## WRITTEN TASK
Report every line in the listing that contains the string "values".

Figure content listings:

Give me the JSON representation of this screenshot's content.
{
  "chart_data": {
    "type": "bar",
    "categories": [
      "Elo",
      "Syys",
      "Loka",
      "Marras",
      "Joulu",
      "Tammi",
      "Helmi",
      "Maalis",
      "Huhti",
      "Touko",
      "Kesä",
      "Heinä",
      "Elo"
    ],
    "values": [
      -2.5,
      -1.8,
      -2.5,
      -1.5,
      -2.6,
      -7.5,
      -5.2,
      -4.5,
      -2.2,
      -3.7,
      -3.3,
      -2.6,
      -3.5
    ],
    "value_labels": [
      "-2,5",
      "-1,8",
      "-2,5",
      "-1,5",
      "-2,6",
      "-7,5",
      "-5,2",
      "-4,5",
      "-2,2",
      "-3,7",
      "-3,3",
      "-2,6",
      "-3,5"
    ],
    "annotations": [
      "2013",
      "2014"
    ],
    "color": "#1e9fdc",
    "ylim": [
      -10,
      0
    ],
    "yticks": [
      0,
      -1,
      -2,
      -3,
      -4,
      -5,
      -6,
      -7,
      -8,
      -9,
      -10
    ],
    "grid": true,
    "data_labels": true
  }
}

...

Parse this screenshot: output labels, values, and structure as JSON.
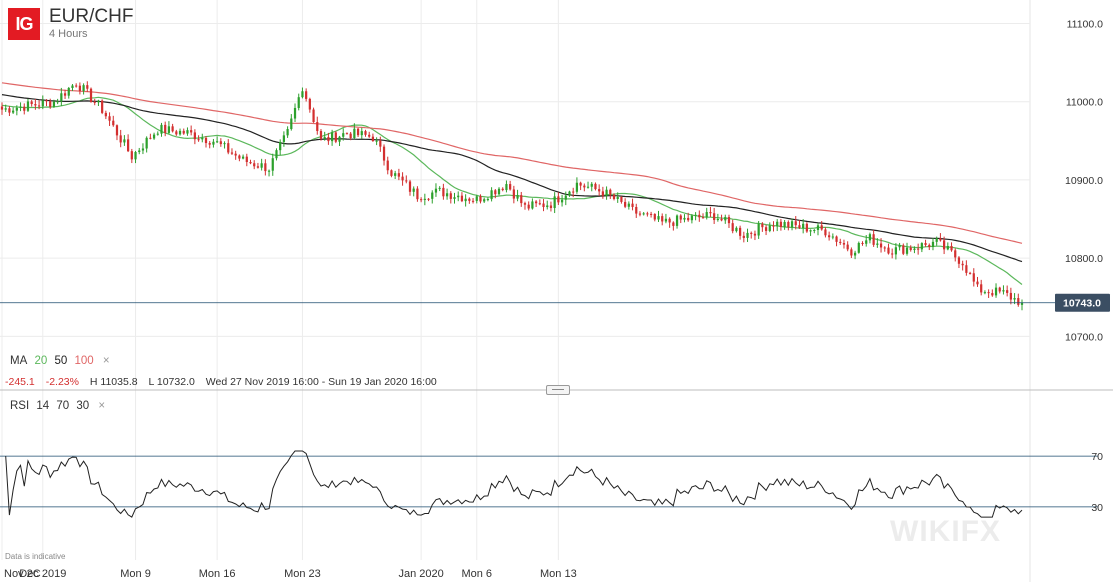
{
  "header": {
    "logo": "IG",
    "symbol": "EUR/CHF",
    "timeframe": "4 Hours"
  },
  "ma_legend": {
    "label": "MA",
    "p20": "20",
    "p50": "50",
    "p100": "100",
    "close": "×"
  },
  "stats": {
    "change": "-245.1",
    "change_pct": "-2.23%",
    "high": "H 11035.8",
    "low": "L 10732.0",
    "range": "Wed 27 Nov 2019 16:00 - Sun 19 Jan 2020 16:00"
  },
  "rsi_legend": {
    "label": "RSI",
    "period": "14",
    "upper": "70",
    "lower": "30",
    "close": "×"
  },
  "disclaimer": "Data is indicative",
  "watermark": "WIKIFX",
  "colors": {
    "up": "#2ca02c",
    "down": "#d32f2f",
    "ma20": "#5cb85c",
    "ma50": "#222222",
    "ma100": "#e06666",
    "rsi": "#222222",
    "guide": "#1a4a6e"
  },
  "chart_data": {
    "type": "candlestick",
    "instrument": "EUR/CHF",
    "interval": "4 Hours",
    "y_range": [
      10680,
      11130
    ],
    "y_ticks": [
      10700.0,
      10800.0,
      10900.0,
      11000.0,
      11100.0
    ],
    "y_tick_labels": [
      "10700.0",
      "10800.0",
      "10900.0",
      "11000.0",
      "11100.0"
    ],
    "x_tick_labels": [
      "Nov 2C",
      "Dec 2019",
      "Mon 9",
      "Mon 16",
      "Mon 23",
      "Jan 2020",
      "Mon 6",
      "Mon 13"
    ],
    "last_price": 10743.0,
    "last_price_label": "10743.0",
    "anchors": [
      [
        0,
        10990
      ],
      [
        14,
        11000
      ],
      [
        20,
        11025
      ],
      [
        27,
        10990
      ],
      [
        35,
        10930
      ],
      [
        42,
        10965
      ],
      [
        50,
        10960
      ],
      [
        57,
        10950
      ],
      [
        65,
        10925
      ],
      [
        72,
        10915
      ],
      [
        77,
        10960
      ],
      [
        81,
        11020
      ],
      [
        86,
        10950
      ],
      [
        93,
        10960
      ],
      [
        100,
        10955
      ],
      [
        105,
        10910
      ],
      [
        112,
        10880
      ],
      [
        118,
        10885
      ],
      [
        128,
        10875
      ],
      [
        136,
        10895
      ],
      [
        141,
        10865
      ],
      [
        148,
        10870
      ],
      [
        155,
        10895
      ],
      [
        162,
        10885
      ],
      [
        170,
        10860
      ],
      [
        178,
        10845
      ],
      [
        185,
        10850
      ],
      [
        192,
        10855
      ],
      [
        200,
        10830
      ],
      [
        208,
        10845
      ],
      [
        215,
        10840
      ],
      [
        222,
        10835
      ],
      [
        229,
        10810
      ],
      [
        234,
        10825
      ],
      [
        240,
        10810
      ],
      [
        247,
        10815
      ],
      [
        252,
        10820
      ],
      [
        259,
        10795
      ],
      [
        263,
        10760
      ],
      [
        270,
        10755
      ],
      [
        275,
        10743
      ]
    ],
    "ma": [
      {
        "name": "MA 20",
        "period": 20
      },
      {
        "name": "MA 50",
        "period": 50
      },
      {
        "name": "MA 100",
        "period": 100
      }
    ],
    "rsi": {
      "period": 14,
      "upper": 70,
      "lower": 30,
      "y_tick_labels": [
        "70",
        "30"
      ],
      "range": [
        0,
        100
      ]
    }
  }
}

## EXERCISE RESULT
    "values": [
Parse this screenshot: output labels, values, and structure as JSON.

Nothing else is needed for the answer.